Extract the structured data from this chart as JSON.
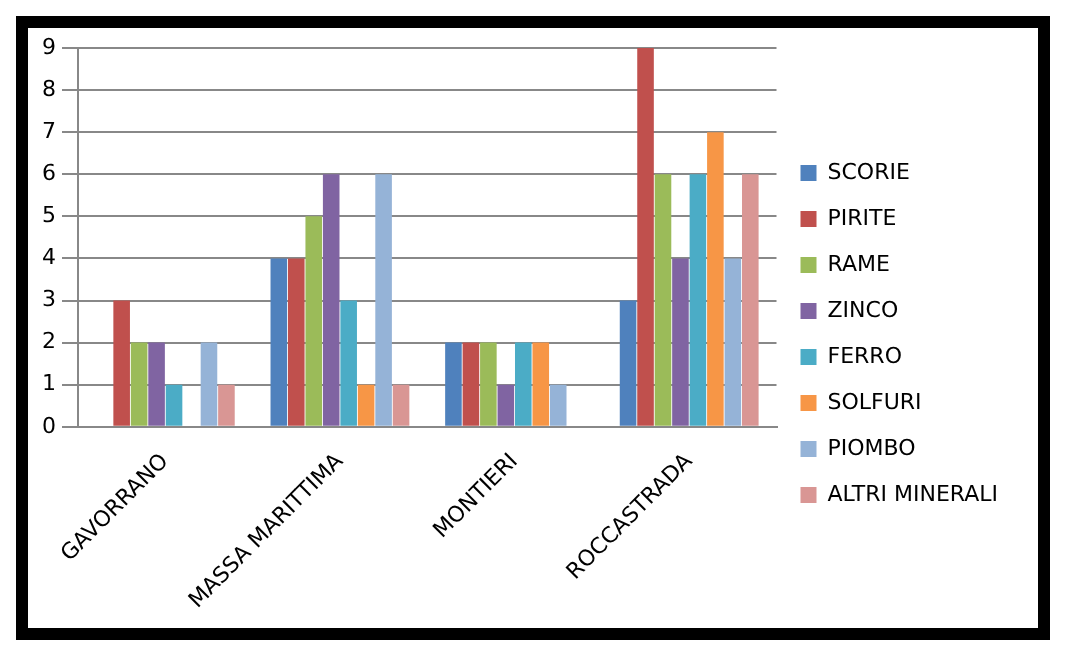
{
  "chart_data": {
    "type": "bar",
    "categories": [
      "GAVORRANO",
      "MASSA MARITTIMA",
      "MONTIERI",
      "ROCCASTRADA"
    ],
    "series": [
      {
        "name": "SCORIE",
        "color": "#4f81bd",
        "values": [
          0,
          4,
          2,
          3
        ]
      },
      {
        "name": "PIRITE",
        "color": "#c0504d",
        "values": [
          3,
          4,
          2,
          9
        ]
      },
      {
        "name": "RAME",
        "color": "#9bbb59",
        "values": [
          2,
          5,
          2,
          6
        ]
      },
      {
        "name": "ZINCO",
        "color": "#8064a2",
        "values": [
          2,
          6,
          1,
          4
        ]
      },
      {
        "name": "FERRO",
        "color": "#4bacc6",
        "values": [
          1,
          3,
          2,
          6
        ]
      },
      {
        "name": "SOLFURI",
        "color": "#f79646",
        "values": [
          0,
          1,
          2,
          7
        ]
      },
      {
        "name": "PIOMBO",
        "color": "#95b3d7",
        "values": [
          2,
          6,
          1,
          4
        ]
      },
      {
        "name": "ALTRI MINERALI",
        "color": "#d99694",
        "values": [
          1,
          1,
          0,
          6
        ]
      }
    ],
    "ylim": [
      0,
      9
    ],
    "yticks": [
      0,
      1,
      2,
      3,
      4,
      5,
      6,
      7,
      8,
      9
    ],
    "grid": "y",
    "legend": "right"
  }
}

________________________

#### Your task:
Go through the listing above and pull out each line containing the word "name".

#### Output:
        "name": "SCORIE",
        "name": "PIRITE",
        "name": "RAME",
        "name": "ZINCO",
        "name": "FERRO",
        "name": "SOLFURI",
        "name": "PIOMBO",
        "name": "ALTRI MINERALI",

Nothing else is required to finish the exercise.